# What you need to do
**1)** Answer these questions from the passage about the song:
(a) Who directed the music video?
(b) Where was the video filmed?
(c) What instrument did Freddie not like?
**2)** From the passage about the song, pull out the text from "Well, Freddie didn't" to "the song on." word for word.
**3)** Continue the passage about the song from the point where it stops.

# Selected passage
== Segment start ==
The song was used in several TV shows and films such as Hot in Cleveland, Will & Grace, EastEnders, My Name is Earl, The King of Queens, Good Omens, The Break-Up, the end credits of I Now Pronounce You Chuck and Larry, The Simpsons, Shaun of the Dead, Peter's Friends, The Secret Life of Pets, and the Family Guy episode "Farmer Guy".

==Music video==
The music video, directed by Bruce Gowers, shows the band in a huge ballroom surrounded by over one thousand candles, including a huge chandelier hung from the ceiling. The video was filmed in April 1976 at Elstree Studios, near London. Additionally, Deacon is seen playing a grand piano rather than the Wurlitzer he used on the recording.

==Composition==

Well, Freddie didn't like the electric piano, so I took it home and I started to learn on the electric piano and basically that's the song that came out you know when I was learning to play piano. It was written on that instrument and it sounds best on that. You know, often on the instrument that you wrote the song on.
== Segment end ==
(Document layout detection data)
== Segment start ==
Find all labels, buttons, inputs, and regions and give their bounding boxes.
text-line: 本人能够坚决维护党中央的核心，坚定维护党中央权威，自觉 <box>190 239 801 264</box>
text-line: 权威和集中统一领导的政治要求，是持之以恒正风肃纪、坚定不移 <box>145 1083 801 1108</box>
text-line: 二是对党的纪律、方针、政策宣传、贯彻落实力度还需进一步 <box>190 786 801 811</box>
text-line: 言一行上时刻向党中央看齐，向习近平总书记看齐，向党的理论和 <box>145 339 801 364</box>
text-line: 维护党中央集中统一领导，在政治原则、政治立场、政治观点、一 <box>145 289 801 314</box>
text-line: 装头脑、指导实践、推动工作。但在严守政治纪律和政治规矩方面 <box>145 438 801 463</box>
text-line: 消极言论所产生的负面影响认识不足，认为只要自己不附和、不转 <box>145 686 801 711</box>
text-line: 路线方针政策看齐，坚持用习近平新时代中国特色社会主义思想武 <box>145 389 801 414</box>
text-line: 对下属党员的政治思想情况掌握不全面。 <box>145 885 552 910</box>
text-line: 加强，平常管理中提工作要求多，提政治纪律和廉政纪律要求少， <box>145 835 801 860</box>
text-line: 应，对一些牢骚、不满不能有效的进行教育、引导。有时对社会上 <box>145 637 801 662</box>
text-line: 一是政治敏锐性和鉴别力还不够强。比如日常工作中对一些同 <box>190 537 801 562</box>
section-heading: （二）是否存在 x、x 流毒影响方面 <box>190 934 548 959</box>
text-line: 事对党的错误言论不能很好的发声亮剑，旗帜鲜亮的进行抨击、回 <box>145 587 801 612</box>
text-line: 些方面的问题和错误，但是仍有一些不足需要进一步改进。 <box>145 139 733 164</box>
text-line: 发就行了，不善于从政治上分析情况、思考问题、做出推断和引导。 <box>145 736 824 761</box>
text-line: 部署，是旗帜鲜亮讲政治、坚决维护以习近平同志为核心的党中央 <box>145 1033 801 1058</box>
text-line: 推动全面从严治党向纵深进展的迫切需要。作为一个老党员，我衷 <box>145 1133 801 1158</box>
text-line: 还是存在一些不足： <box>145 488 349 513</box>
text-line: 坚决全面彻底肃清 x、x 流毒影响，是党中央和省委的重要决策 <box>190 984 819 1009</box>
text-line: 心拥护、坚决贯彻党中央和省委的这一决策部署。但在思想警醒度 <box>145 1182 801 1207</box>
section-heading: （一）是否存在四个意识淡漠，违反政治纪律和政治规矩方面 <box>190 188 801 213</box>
== Segment end ==
# Solved tasks
**1)**
(a) Bruce Gowers
(b) At Elstree Studios, near London
(c) The electric piano

**2)**
Well, Freddie didn't like the electric piano, so I took it home and I started to learn on the electric piano and basically that's the song that came out you know when I was learning to play piano. It was written on that instrument and it sounds best on that. You know, often on the instrument that you wrote the song on.

**3)**
— John Deacon, 24 December 1977, BBC Radio 1

I refused to play the damn thing [the electric piano]. It's tinny and horrible and I don't like them. Why play those things when you've got a lovely superb grand piano? No, I think, basically what he [John] is trying to say is it was the desired effect.
— —Freddie Mercury, 24 December 1977, BBC Radio 1

The album A Night at the Opera features songs of numerous styles, including this three-minute rock, pop, and pop rock song. Very unusual for the genre, there is no section appearing more than twice; characteristic of many Queen songs, as affirmed by Brian May. On the other hand, in terms of phrases and measures, there are numerous repetitions or variants. The form is cyclic and very similar to that of "Spread Your Wings" (1977). Another similarity between the two songs is the lack of (real) modulation. The arrangement features 3 and 4-part vocal and guitar harmonies, bass (melodic approach), drums, and electric piano. This is Deacon's second recorded song and the first one released on single, some six months after the album-release. Mercury hits two sustained C_{5}s in the lead vocal track.

==Reception==
Cash Box said that "the harmonies are smoothly designed to accentuate the hook of the chorus" and that "the beat is really good, on the edge of bubblegum, but still classy." Record World said it "stands to be every bit the enormous hit ['Bohemian Rhapsody'] was," even though it does not break new ground the way "Bohemian Rhapsody" did. Classic Rock History critic Millie Zeiler rated it John Deacon's best Queen song.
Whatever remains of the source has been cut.